═══ INFORMATION SUPPLIED ═══

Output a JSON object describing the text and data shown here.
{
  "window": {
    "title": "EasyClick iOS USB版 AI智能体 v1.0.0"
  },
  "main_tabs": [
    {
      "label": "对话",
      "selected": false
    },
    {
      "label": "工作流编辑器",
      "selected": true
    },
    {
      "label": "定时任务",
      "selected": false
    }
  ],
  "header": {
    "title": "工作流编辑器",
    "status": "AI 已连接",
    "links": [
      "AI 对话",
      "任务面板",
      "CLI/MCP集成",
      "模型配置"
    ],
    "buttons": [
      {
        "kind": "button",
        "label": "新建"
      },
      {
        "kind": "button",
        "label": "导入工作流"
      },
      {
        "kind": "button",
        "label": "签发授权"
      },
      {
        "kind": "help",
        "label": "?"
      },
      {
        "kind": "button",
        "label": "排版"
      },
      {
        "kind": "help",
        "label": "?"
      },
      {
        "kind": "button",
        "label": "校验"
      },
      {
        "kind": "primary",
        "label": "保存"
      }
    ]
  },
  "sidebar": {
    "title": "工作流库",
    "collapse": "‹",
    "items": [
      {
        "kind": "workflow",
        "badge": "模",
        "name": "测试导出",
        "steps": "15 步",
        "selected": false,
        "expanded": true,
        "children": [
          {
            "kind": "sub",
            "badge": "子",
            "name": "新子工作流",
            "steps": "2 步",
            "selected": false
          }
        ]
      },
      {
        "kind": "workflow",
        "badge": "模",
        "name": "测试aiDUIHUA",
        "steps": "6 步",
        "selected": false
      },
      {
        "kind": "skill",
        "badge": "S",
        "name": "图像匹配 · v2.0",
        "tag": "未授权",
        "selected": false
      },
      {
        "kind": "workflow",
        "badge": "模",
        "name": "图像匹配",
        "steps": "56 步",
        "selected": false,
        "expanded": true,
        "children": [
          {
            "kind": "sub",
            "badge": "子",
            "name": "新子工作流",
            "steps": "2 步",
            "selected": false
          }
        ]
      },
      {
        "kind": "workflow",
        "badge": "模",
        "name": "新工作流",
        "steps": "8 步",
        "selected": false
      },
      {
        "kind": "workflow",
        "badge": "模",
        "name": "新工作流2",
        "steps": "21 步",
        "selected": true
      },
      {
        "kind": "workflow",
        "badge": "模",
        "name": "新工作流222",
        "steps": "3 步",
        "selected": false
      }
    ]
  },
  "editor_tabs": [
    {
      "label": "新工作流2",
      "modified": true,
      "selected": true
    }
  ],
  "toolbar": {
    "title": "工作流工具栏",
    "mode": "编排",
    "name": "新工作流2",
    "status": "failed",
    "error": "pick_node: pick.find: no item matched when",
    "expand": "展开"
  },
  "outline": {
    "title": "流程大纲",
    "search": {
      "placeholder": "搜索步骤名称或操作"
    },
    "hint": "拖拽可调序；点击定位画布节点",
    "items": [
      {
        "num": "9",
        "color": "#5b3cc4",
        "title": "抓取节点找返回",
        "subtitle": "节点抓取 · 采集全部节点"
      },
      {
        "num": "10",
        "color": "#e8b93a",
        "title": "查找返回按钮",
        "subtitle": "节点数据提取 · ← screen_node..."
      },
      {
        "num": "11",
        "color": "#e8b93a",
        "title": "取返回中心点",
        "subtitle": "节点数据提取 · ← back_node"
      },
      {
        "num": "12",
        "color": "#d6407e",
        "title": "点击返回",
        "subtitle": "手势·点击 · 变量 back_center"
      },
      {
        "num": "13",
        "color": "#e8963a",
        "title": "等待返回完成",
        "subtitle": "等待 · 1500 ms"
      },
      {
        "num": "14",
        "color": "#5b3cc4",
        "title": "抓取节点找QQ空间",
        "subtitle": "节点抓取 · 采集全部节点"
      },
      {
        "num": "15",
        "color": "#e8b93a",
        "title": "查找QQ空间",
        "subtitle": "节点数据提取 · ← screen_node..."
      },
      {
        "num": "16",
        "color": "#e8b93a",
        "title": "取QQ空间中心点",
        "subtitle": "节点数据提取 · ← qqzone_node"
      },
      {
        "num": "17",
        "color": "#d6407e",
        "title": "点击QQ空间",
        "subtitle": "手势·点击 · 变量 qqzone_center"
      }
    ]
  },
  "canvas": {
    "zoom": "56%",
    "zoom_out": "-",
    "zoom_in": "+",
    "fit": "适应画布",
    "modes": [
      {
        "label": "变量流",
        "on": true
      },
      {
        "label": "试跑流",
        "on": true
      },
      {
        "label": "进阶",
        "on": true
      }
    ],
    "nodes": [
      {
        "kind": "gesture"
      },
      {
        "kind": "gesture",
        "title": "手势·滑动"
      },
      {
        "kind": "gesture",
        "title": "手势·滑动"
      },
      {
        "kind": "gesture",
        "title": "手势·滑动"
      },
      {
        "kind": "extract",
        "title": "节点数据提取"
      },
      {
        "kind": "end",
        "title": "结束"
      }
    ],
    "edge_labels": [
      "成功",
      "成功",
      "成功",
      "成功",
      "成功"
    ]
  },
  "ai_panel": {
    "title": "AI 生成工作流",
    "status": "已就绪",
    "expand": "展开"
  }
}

═══

▶ STATED EXERCISE
The records above should be returned exactly.

▶ REPLY
Output a JSON object describing the text and data shown here.
{
  "window": {
    "title": "EasyClick iOS USB版 AI智能体 v1.0.0"
  },
  "main_tabs": [
    {
      "label": "对话",
      "selected": false
    },
    {
      "label": "工作流编辑器",
      "selected": true
    },
    {
      "label": "定时任务",
      "selected": false
    }
  ],
  "header": {
    "title": "工作流编辑器",
    "status": "AI 已连接",
    "links": [
      "AI 对话",
      "任务面板",
      "CLI/MCP集成",
      "模型配置"
    ],
    "buttons": [
      {
        "kind": "button",
        "label": "新建"
      },
      {
        "kind": "button",
        "label": "导入工作流"
      },
      {
        "kind": "button",
        "label": "签发授权"
      },
      {
        "kind": "help",
        "label": "?"
      },
      {
        "kind": "button",
        "label": "排版"
      },
      {
        "kind": "help",
        "label": "?"
      },
      {
        "kind": "button",
        "label": "校验"
      },
      {
        "kind": "primary",
        "label": "保存"
      }
    ]
  },
  "sidebar": {
    "title": "工作流库",
    "collapse": "‹",
    "items": [
      {
        "kind": "workflow",
        "badge": "模",
        "name": "测试导出",
        "steps": "15 步",
        "selected": false,
        "expanded": true,
        "children": [
          {
            "kind": "sub",
            "badge": "子",
            "name": "新子工作流",
            "steps": "2 步",
            "selected": false
          }
        ]
      },
      {
        "kind": "workflow",
        "badge": "模",
        "name": "测试aiDUIHUA",
        "steps": "6 步",
        "selected": false
      },
      {
        "kind": "skill",
        "badge": "S",
        "name": "图像匹配 · v2.0",
        "tag": "未授权",
        "selected": false
      },
      {
        "kind": "workflow",
        "badge": "模",
        "name": "图像匹配",
        "steps": "56 步",
        "selected": false,
        "expanded": true,
        "children": [
          {
            "kind": "sub",
            "badge": "子",
            "name": "新子工作流",
            "steps": "2 步",
            "selected": false
          }
        ]
      },
      {
        "kind": "workflow",
        "badge": "模",
        "name": "新工作流",
        "steps": "8 步",
        "selected": false
      },
      {
        "kind": "workflow",
        "badge": "模",
        "name": "新工作流2",
        "steps": "21 步",
        "selected": true
      },
      {
        "kind": "workflow",
        "badge": "模",
        "name": "新工作流222",
        "steps": "3 步",
        "selected": false
      }
    ]
  },
  "editor_tabs": [
    {
      "label": "新工作流2",
      "modified": true,
      "selected": true
    }
  ],
  "toolbar": {
    "title": "工作流工具栏",
    "mode": "编排",
    "name": "新工作流2",
    "status": "failed",
    "error": "pick_node: pick.find: no item matched when",
    "expand": "展开"
  },
  "outline": {
    "title": "流程大纲",
    "search": {
      "placeholder": "搜索步骤名称或操作"
    },
    "hint": "拖拽可调序；点击定位画布节点",
    "items": [
      {
        "num": "9",
        "color": "#5b3cc4",
        "title": "抓取节点找返回",
        "subtitle": "节点抓取 · 采集全部节点"
      },
      {
        "num": "10",
        "color": "#e8b93a",
        "title": "查找返回按钮",
        "subtitle": "节点数据提取 · ← screen_node..."
      },
      {
        "num": "11",
        "color": "#e8b93a",
        "title": "取返回中心点",
        "subtitle": "节点数据提取 · ← back_node"
      },
      {
        "num": "12",
        "color": "#d6407e",
        "title": "点击返回",
        "subtitle": "手势·点击 · 变量 back_center"
      },
      {
        "num": "13",
        "color": "#e8963a",
        "title": "等待返回完成",
        "subtitle": "等待 · 1500 ms"
      },
      {
        "num": "14",
        "color": "#5b3cc4",
        "title": "抓取节点找QQ空间",
        "subtitle": "节点抓取 · 采集全部节点"
      },
      {
        "num": "15",
        "color": "#e8b93a",
        "title": "查找QQ空间",
        "subtitle": "节点数据提取 · ← screen_node..."
      },
      {
        "num": "16",
        "color": "#e8b93a",
        "title": "取QQ空间中心点",
        "subtitle": "节点数据提取 · ← qqzone_node"
      },
      {
        "num": "17",
        "color": "#d6407e",
        "title": "点击QQ空间",
        "subtitle": "手势·点击 · 变量 qqzone_center"
      }
    ]
  },
  "canvas": {
    "zoom": "56%",
    "zoom_out": "-",
    "zoom_in": "+",
    "fit": "适应画布",
    "modes": [
      {
        "label": "变量流",
        "on": true
      },
      {
        "label": "试跑流",
        "on": true
      },
      {
        "label": "进阶",
        "on": true
      }
    ],
    "nodes": [
      {
        "kind": "gesture"
      },
      {
        "kind": "gesture",
        "title": "手势·滑动"
      },
      {
        "kind": "gesture",
        "title": "手势·滑动"
      },
      {
        "kind": "gesture",
        "title": "手势·滑动"
      },
      {
        "kind": "extract",
        "title": "节点数据提取"
      },
      {
        "kind": "end",
        "title": "结束"
      }
    ],
    "edge_labels": [
      "成功",
      "成功",
      "成功",
      "成功",
      "成功"
    ]
  },
  "ai_panel": {
    "title": "AI 生成工作流",
    "status": "已就绪",
    "expand": "展开"
  }
}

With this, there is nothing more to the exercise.